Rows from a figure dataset
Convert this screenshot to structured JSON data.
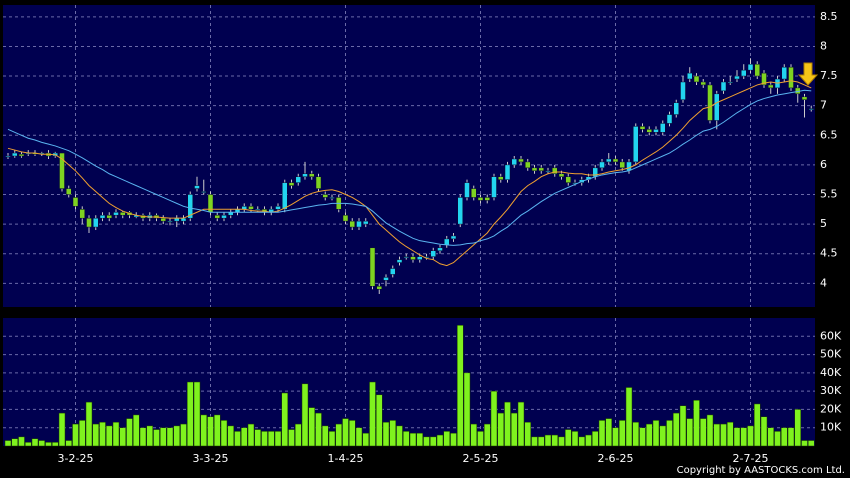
{
  "chart_data": [
    {
      "type": "candlestick",
      "ylim": [
        3.6,
        8.7
      ],
      "yticks": [
        4,
        4.5,
        5,
        5.5,
        6,
        6.5,
        7,
        7.5,
        8,
        8.5
      ],
      "grid": true,
      "up_color": "#22d4f0",
      "down_color": "#7ed321",
      "open": [
        6.15,
        6.15,
        6.18,
        6.2,
        6.2,
        6.18,
        6.2,
        6.15,
        6.2,
        5.6,
        5.45,
        5.25,
        5.1,
        4.95,
        5.1,
        5.15,
        5.15,
        5.2,
        5.2,
        5.12,
        5.15,
        5.1,
        5.15,
        5.1,
        5.05,
        5.05,
        5.05,
        5.1,
        5.6,
        5.55,
        5.5,
        5.15,
        5.1,
        5.15,
        5.2,
        5.25,
        5.3,
        5.25,
        5.25,
        5.2,
        5.25,
        5.25,
        5.7,
        5.7,
        5.8,
        5.85,
        5.8,
        5.5,
        5.45,
        5.45,
        5.15,
        5.05,
        4.95,
        5.0,
        4.6,
        3.95,
        4.05,
        4.15,
        4.35,
        4.45,
        4.45,
        4.4,
        4.45,
        4.45,
        4.55,
        4.65,
        4.75,
        5.0,
        5.45,
        5.6,
        5.45,
        5.45,
        5.45,
        5.8,
        5.75,
        6.0,
        6.1,
        6.05,
        5.95,
        5.95,
        5.9,
        5.95,
        5.85,
        5.8,
        5.7,
        5.7,
        5.75,
        5.8,
        5.95,
        6.05,
        6.1,
        6.05,
        5.9,
        6.05,
        6.65,
        6.6,
        6.55,
        6.55,
        6.7,
        6.85,
        7.1,
        7.45,
        7.5,
        7.4,
        7.35,
        6.75,
        7.25,
        7.4,
        7.45,
        7.5,
        7.6,
        7.7,
        7.55,
        7.35,
        7.3,
        7.45,
        7.65,
        7.3,
        7.15,
        6.95
      ],
      "high": [
        6.2,
        6.25,
        6.22,
        6.25,
        6.25,
        6.22,
        6.25,
        6.22,
        6.2,
        5.65,
        5.5,
        5.3,
        5.15,
        5.15,
        5.2,
        5.2,
        5.25,
        5.22,
        5.22,
        5.2,
        5.18,
        5.2,
        5.18,
        5.15,
        5.1,
        5.15,
        5.15,
        5.55,
        5.8,
        5.75,
        5.55,
        5.2,
        5.2,
        5.25,
        5.3,
        5.35,
        5.35,
        5.3,
        5.3,
        5.3,
        5.35,
        5.75,
        5.75,
        5.85,
        6.05,
        5.9,
        5.85,
        5.55,
        5.5,
        5.5,
        5.2,
        5.1,
        5.1,
        5.1,
        4.6,
        4.0,
        4.15,
        4.3,
        4.45,
        4.5,
        4.5,
        4.5,
        4.5,
        4.6,
        4.65,
        4.8,
        4.85,
        5.5,
        5.75,
        5.65,
        5.5,
        5.5,
        5.85,
        5.85,
        6.05,
        6.15,
        6.15,
        6.1,
        6.0,
        6.0,
        5.95,
        6.0,
        5.9,
        5.85,
        5.75,
        5.8,
        5.85,
        6.0,
        6.1,
        6.2,
        6.15,
        6.1,
        6.1,
        6.7,
        6.7,
        6.65,
        6.65,
        6.75,
        6.9,
        7.1,
        7.5,
        7.65,
        7.55,
        7.45,
        7.4,
        7.25,
        7.45,
        7.5,
        7.6,
        7.7,
        7.8,
        7.75,
        7.6,
        7.4,
        7.5,
        7.7,
        7.7,
        7.35,
        7.2,
        7.0
      ],
      "low": [
        6.1,
        6.12,
        6.12,
        6.15,
        6.15,
        6.15,
        6.1,
        6.12,
        5.55,
        5.45,
        5.25,
        5.0,
        4.85,
        4.9,
        5.05,
        5.05,
        5.1,
        5.1,
        5.1,
        5.1,
        5.05,
        5.05,
        5.05,
        5.0,
        4.98,
        4.95,
        5.0,
        5.05,
        5.55,
        5.5,
        5.15,
        5.05,
        5.05,
        5.1,
        5.15,
        5.2,
        5.2,
        5.2,
        5.15,
        5.15,
        5.2,
        5.2,
        5.6,
        5.65,
        5.75,
        5.75,
        5.55,
        5.4,
        5.4,
        5.2,
        5.0,
        4.9,
        4.9,
        4.95,
        3.9,
        3.82,
        3.95,
        4.1,
        4.3,
        4.4,
        4.35,
        4.35,
        4.4,
        4.4,
        4.5,
        4.6,
        4.7,
        4.95,
        5.4,
        5.4,
        5.35,
        5.35,
        5.4,
        5.7,
        5.7,
        5.95,
        6.0,
        5.9,
        5.85,
        5.85,
        5.85,
        5.8,
        5.75,
        5.65,
        5.65,
        5.65,
        5.7,
        5.75,
        5.9,
        6.0,
        6.0,
        5.9,
        5.85,
        6.0,
        6.55,
        6.5,
        6.5,
        6.5,
        6.65,
        6.8,
        7.05,
        7.4,
        7.35,
        7.3,
        6.7,
        6.6,
        7.2,
        7.35,
        7.4,
        7.45,
        7.55,
        7.45,
        7.3,
        7.2,
        7.2,
        7.4,
        7.25,
        7.05,
        6.8,
        6.9
      ],
      "close": [
        6.15,
        6.2,
        6.15,
        6.2,
        6.18,
        6.2,
        6.15,
        6.2,
        5.6,
        5.5,
        5.3,
        5.1,
        4.95,
        5.1,
        5.15,
        5.1,
        5.2,
        5.15,
        5.15,
        5.15,
        5.1,
        5.15,
        5.1,
        5.05,
        5.05,
        5.1,
        5.1,
        5.5,
        5.65,
        5.55,
        5.2,
        5.1,
        5.15,
        5.2,
        5.25,
        5.3,
        5.25,
        5.25,
        5.2,
        5.25,
        5.3,
        5.7,
        5.65,
        5.8,
        5.85,
        5.8,
        5.6,
        5.45,
        5.45,
        5.25,
        5.05,
        4.95,
        5.05,
        5.05,
        3.95,
        3.9,
        4.1,
        4.25,
        4.4,
        4.45,
        4.4,
        4.45,
        4.45,
        4.55,
        4.6,
        4.75,
        4.8,
        5.45,
        5.7,
        5.45,
        5.4,
        5.4,
        5.8,
        5.75,
        6.0,
        6.1,
        6.05,
        5.95,
        5.9,
        5.9,
        5.9,
        5.85,
        5.8,
        5.7,
        5.7,
        5.75,
        5.8,
        5.95,
        6.05,
        6.1,
        6.05,
        5.95,
        6.05,
        6.65,
        6.6,
        6.55,
        6.6,
        6.7,
        6.85,
        7.05,
        7.4,
        7.55,
        7.4,
        7.35,
        6.75,
        7.2,
        7.4,
        7.4,
        7.5,
        7.6,
        7.7,
        7.5,
        7.35,
        7.3,
        7.45,
        7.65,
        7.3,
        7.2,
        7.1,
        6.95
      ],
      "lines": [
        {
          "color": "#f0a030",
          "values": [
            6.28,
            6.25,
            6.22,
            6.2,
            6.2,
            6.18,
            6.18,
            6.17,
            6.1,
            6.0,
            5.9,
            5.78,
            5.65,
            5.55,
            5.45,
            5.35,
            5.28,
            5.22,
            5.18,
            5.15,
            5.13,
            5.12,
            5.12,
            5.11,
            5.1,
            5.1,
            5.1,
            5.15,
            5.2,
            5.25,
            5.25,
            5.25,
            5.25,
            5.25,
            5.25,
            5.25,
            5.23,
            5.22,
            5.22,
            5.2,
            5.22,
            5.27,
            5.33,
            5.4,
            5.47,
            5.52,
            5.55,
            5.57,
            5.58,
            5.55,
            5.5,
            5.45,
            5.38,
            5.3,
            5.15,
            5.0,
            4.9,
            4.8,
            4.7,
            4.62,
            4.55,
            4.48,
            4.42,
            4.4,
            4.33,
            4.3,
            4.35,
            4.45,
            4.55,
            4.65,
            4.75,
            4.85,
            5.0,
            5.12,
            5.25,
            5.4,
            5.55,
            5.65,
            5.72,
            5.8,
            5.85,
            5.88,
            5.88,
            5.86,
            5.85,
            5.85,
            5.83,
            5.83,
            5.85,
            5.88,
            5.9,
            5.92,
            5.95,
            6.0,
            6.08,
            6.15,
            6.22,
            6.3,
            6.4,
            6.5,
            6.62,
            6.75,
            6.85,
            6.95,
            6.98,
            7.05,
            7.1,
            7.15,
            7.2,
            7.25,
            7.3,
            7.35,
            7.38,
            7.4,
            7.38,
            7.4,
            7.42,
            7.4,
            7.35,
            7.3
          ]
        },
        {
          "color": "#5ab4f0",
          "values": [
            6.6,
            6.55,
            6.5,
            6.45,
            6.42,
            6.38,
            6.35,
            6.32,
            6.28,
            6.24,
            6.18,
            6.12,
            6.05,
            5.98,
            5.92,
            5.85,
            5.8,
            5.75,
            5.7,
            5.65,
            5.6,
            5.55,
            5.5,
            5.45,
            5.4,
            5.35,
            5.3,
            5.27,
            5.25,
            5.23,
            5.2,
            5.2,
            5.2,
            5.2,
            5.2,
            5.2,
            5.2,
            5.2,
            5.2,
            5.2,
            5.2,
            5.22,
            5.24,
            5.26,
            5.28,
            5.3,
            5.32,
            5.33,
            5.35,
            5.35,
            5.35,
            5.34,
            5.32,
            5.3,
            5.22,
            5.12,
            5.02,
            4.95,
            4.88,
            4.82,
            4.76,
            4.72,
            4.7,
            4.68,
            4.66,
            4.65,
            4.64,
            4.65,
            4.67,
            4.68,
            4.72,
            4.75,
            4.8,
            4.88,
            4.95,
            5.05,
            5.15,
            5.22,
            5.3,
            5.38,
            5.45,
            5.52,
            5.57,
            5.62,
            5.67,
            5.72,
            5.76,
            5.8,
            5.83,
            5.85,
            5.87,
            5.88,
            5.9,
            5.95,
            6.0,
            6.05,
            6.1,
            6.15,
            6.2,
            6.27,
            6.35,
            6.42,
            6.5,
            6.57,
            6.6,
            6.65,
            6.72,
            6.8,
            6.88,
            6.95,
            7.02,
            7.08,
            7.12,
            7.15,
            7.18,
            7.2,
            7.22,
            7.24,
            7.26,
            7.25
          ]
        }
      ]
    },
    {
      "type": "bar",
      "color": "#7ff21e",
      "categories": [
        null,
        null,
        null,
        null,
        null,
        null,
        null,
        null,
        null,
        null,
        "3-2-25",
        null,
        null,
        null,
        null,
        null,
        null,
        null,
        null,
        null,
        null,
        null,
        null,
        null,
        null,
        null,
        null,
        null,
        null,
        null,
        "3-3-25",
        null,
        null,
        null,
        null,
        null,
        null,
        null,
        null,
        null,
        null,
        null,
        null,
        null,
        null,
        null,
        null,
        null,
        null,
        null,
        "1-4-25",
        null,
        null,
        null,
        null,
        null,
        null,
        null,
        null,
        null,
        null,
        null,
        null,
        null,
        null,
        null,
        null,
        null,
        null,
        null,
        "2-5-25",
        null,
        null,
        null,
        null,
        null,
        null,
        null,
        null,
        null,
        null,
        null,
        null,
        null,
        null,
        null,
        null,
        null,
        null,
        null,
        "2-6-25",
        null,
        null,
        null,
        null,
        null,
        null,
        null,
        null,
        null,
        null,
        null,
        null,
        null,
        null,
        null,
        null,
        null,
        null,
        null,
        "2-7-25",
        null,
        null,
        null,
        null,
        null,
        null,
        null,
        null,
        null
      ],
      "values": [
        3000,
        4000,
        5000,
        2000,
        4000,
        3000,
        2000,
        2000,
        18000,
        3000,
        12000,
        14000,
        24000,
        12000,
        13000,
        11000,
        13000,
        10000,
        15000,
        17000,
        10000,
        11000,
        9000,
        10000,
        10000,
        11000,
        12000,
        35000,
        35000,
        17000,
        16000,
        17000,
        14000,
        11000,
        8000,
        10000,
        12000,
        9000,
        8000,
        8000,
        8000,
        29000,
        9000,
        12000,
        34000,
        21000,
        18000,
        11000,
        8000,
        12000,
        15000,
        14000,
        10000,
        7000,
        35000,
        28000,
        13000,
        14000,
        11000,
        8000,
        7000,
        7000,
        5000,
        5000,
        6000,
        8000,
        7000,
        66000,
        40000,
        12000,
        8000,
        12000,
        30000,
        18000,
        24000,
        18000,
        24000,
        13000,
        5000,
        5000,
        6000,
        6000,
        5000,
        9000,
        8000,
        5000,
        6000,
        8000,
        14000,
        15000,
        10000,
        14000,
        32000,
        13000,
        10000,
        12000,
        14000,
        11000,
        14000,
        18000,
        22000,
        15000,
        25000,
        15000,
        17000,
        12000,
        12000,
        13000,
        10000,
        10000,
        11000,
        23000,
        16000,
        10000,
        8000,
        10000,
        10000,
        20000,
        3000,
        3000
      ],
      "ylim": [
        0,
        70000
      ],
      "yticks": [
        {
          "value": 10000,
          "label": "10K"
        },
        {
          "value": 20000,
          "label": "20K"
        },
        {
          "value": 30000,
          "label": "30K"
        },
        {
          "value": 40000,
          "label": "40K"
        },
        {
          "value": 50000,
          "label": "50K"
        },
        {
          "value": 60000,
          "label": "60K"
        }
      ],
      "grid": true
    }
  ],
  "footer": {
    "copyright": "Copyright by AASTOCKS.com Ltd."
  }
}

Work instructions:
Say how many lines in the records above hold "label", and give no other text.

Solved exercise:
6